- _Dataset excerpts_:
——
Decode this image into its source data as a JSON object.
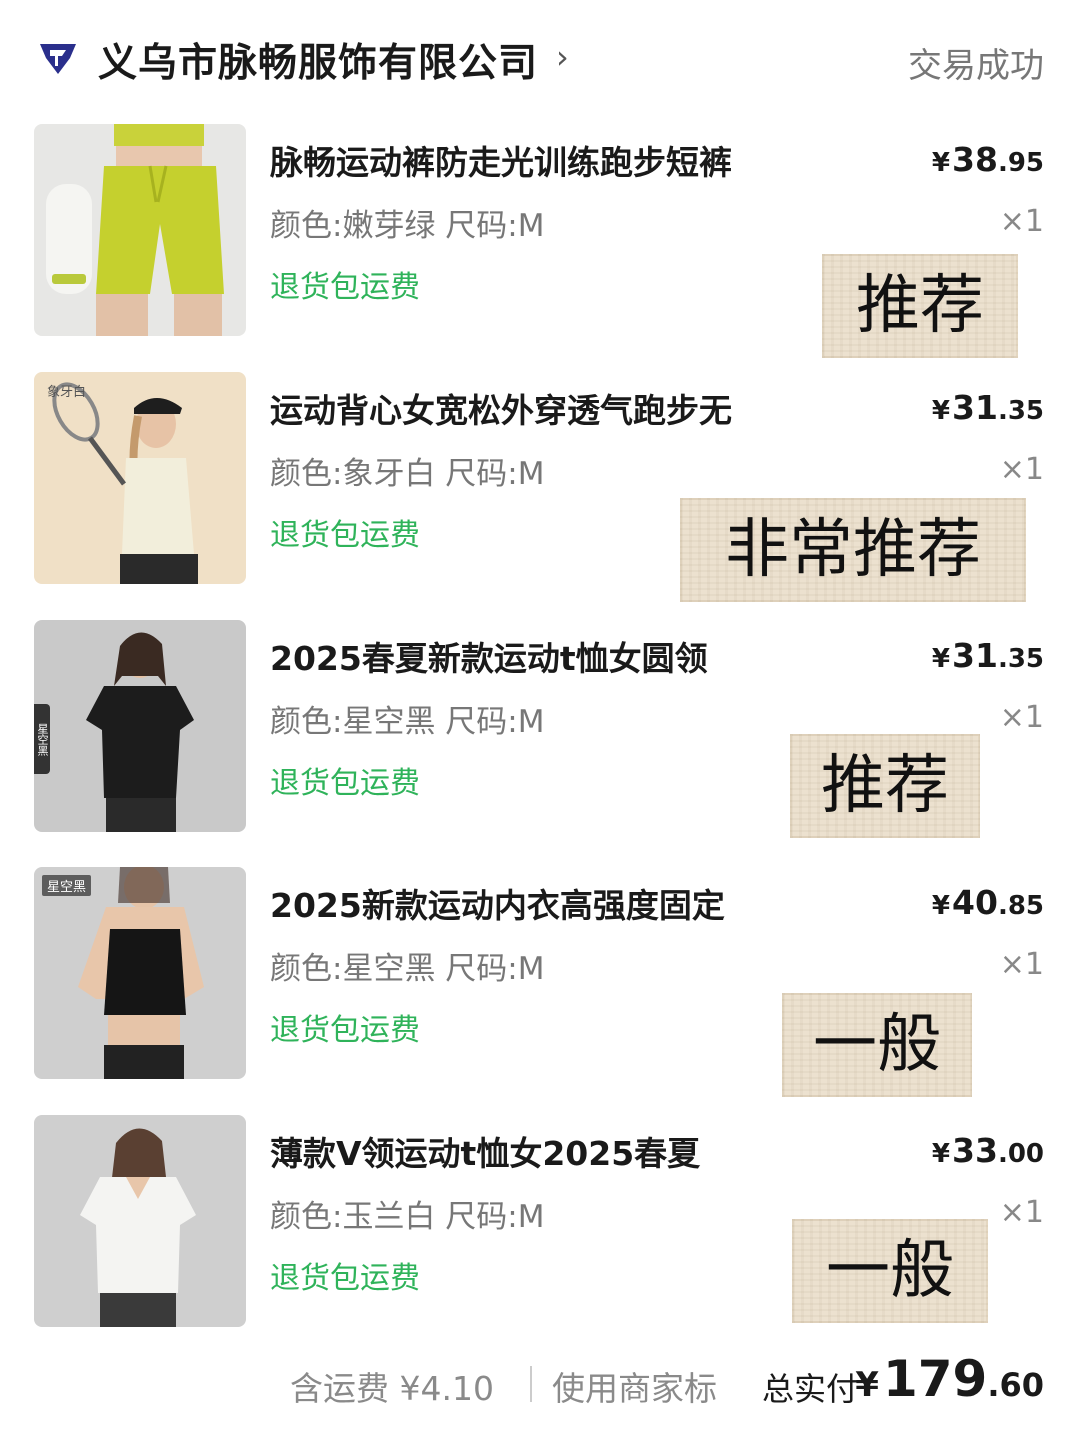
{
  "shop": {
    "name": "义乌市脉畅服饰有限公司",
    "chevron": "›",
    "status": "交易成功",
    "logo_icon": "shop-logo-icon"
  },
  "items": [
    {
      "title": "脉畅运动裤防走光训练跑步短裤",
      "spec": "颜色:嫩芽绿 尺码:M",
      "badge": "退货包运费",
      "price_symbol": "¥",
      "price_int": "38",
      "price_dec": ".95",
      "qty": "×1",
      "note": "推荐",
      "thumb_tag": ""
    },
    {
      "title": "运动背心女宽松外穿透气跑步无",
      "spec": "颜色:象牙白 尺码:M",
      "badge": "退货包运费",
      "price_symbol": "¥",
      "price_int": "31",
      "price_dec": ".35",
      "qty": "×1",
      "note": "非常推荐",
      "thumb_tag": "象牙白"
    },
    {
      "title": "2025春夏新款运动t恤女圆领",
      "spec": "颜色:星空黑 尺码:M",
      "badge": "退货包运费",
      "price_symbol": "¥",
      "price_int": "31",
      "price_dec": ".35",
      "qty": "×1",
      "note": "推荐",
      "thumb_tag": "星空黑"
    },
    {
      "title": "2025新款运动内衣高强度固定",
      "spec": "颜色:星空黑 尺码:M",
      "badge": "退货包运费",
      "price_symbol": "¥",
      "price_int": "40",
      "price_dec": ".85",
      "qty": "×1",
      "note": "一般",
      "thumb_tag": "星空黑"
    },
    {
      "title": "薄款V领运动t恤女2025春夏",
      "spec": "颜色:玉兰白 尺码:M",
      "badge": "退货包运费",
      "price_symbol": "¥",
      "price_int": "33",
      "price_dec": ".00",
      "qty": "×1",
      "note": "一般",
      "thumb_tag": ""
    }
  ],
  "footer": {
    "shipping": "含运费 ¥4.10",
    "merchant": "使用商家标",
    "total_label": "总实付",
    "total_symbol": "¥",
    "total_int": "179",
    "total_dec": ".60"
  },
  "colors": {
    "return_badge": "#2fb35a",
    "note_paper": "#ece1cf",
    "logo": "#2a2f8c"
  }
}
——
- _The task_: Repeat the material above in full and exactly, omitting the pictures.

- _Solution for this problem_:
Decode this image into its source data as a JSON object.
{
  "shop": {
    "name": "义乌市脉畅服饰有限公司",
    "chevron": "›",
    "status": "交易成功",
    "logo_icon": "shop-logo-icon"
  },
  "items": [
    {
      "title": "脉畅运动裤防走光训练跑步短裤",
      "spec": "颜色:嫩芽绿 尺码:M",
      "badge": "退货包运费",
      "price_symbol": "¥",
      "price_int": "38",
      "price_dec": ".95",
      "qty": "×1",
      "note": "推荐",
      "thumb_tag": ""
    },
    {
      "title": "运动背心女宽松外穿透气跑步无",
      "spec": "颜色:象牙白 尺码:M",
      "badge": "退货包运费",
      "price_symbol": "¥",
      "price_int": "31",
      "price_dec": ".35",
      "qty": "×1",
      "note": "非常推荐",
      "thumb_tag": "象牙白"
    },
    {
      "title": "2025春夏新款运动t恤女圆领",
      "spec": "颜色:星空黑 尺码:M",
      "badge": "退货包运费",
      "price_symbol": "¥",
      "price_int": "31",
      "price_dec": ".35",
      "qty": "×1",
      "note": "推荐",
      "thumb_tag": "星空黑"
    },
    {
      "title": "2025新款运动内衣高强度固定",
      "spec": "颜色:星空黑 尺码:M",
      "badge": "退货包运费",
      "price_symbol": "¥",
      "price_int": "40",
      "price_dec": ".85",
      "qty": "×1",
      "note": "一般",
      "thumb_tag": "星空黑"
    },
    {
      "title": "薄款V领运动t恤女2025春夏",
      "spec": "颜色:玉兰白 尺码:M",
      "badge": "退货包运费",
      "price_symbol": "¥",
      "price_int": "33",
      "price_dec": ".00",
      "qty": "×1",
      "note": "一般",
      "thumb_tag": ""
    }
  ],
  "footer": {
    "shipping": "含运费 ¥4.10",
    "merchant": "使用商家标",
    "total_label": "总实付",
    "total_symbol": "¥",
    "total_int": "179",
    "total_dec": ".60"
  },
  "colors": {
    "return_badge": "#2fb35a",
    "note_paper": "#ece1cf",
    "logo": "#2a2f8c"
  }
}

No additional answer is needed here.